> [Goal]
Collect all lines below with the string "bottom".

□ □ □

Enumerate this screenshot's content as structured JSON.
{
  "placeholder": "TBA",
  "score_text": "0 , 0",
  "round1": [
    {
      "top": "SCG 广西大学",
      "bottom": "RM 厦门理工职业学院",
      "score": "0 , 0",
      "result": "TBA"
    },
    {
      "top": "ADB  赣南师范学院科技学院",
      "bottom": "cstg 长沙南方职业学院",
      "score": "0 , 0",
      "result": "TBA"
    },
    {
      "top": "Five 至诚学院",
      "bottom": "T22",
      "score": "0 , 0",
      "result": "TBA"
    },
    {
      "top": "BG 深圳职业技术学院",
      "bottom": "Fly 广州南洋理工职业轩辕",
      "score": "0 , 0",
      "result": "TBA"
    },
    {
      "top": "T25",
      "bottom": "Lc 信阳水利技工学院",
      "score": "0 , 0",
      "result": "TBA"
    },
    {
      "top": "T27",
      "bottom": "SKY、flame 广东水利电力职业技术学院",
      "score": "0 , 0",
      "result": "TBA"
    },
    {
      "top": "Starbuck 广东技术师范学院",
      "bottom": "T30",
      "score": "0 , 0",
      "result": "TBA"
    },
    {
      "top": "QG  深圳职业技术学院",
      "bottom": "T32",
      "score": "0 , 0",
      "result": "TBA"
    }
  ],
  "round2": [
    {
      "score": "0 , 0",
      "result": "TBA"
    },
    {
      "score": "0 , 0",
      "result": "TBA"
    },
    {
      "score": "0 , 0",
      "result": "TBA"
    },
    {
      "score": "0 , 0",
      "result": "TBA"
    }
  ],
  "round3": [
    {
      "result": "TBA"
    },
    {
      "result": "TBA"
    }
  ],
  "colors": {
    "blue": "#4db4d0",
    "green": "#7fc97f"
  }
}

□ □ □

> [Written response]
      "bottom": "RM 厦门理工职业学院",
      "bottom": "cstg 长沙南方职业学院",
      "bottom": "T22",
      "bottom": "Fly 广州南洋理工职业轩辕",
      "bottom": "Lc 信阳水利技工学院",
      "bottom": "SKY、flame 广东水利电力职业技术学院",
      "bottom": "T30",
      "bottom": "T32",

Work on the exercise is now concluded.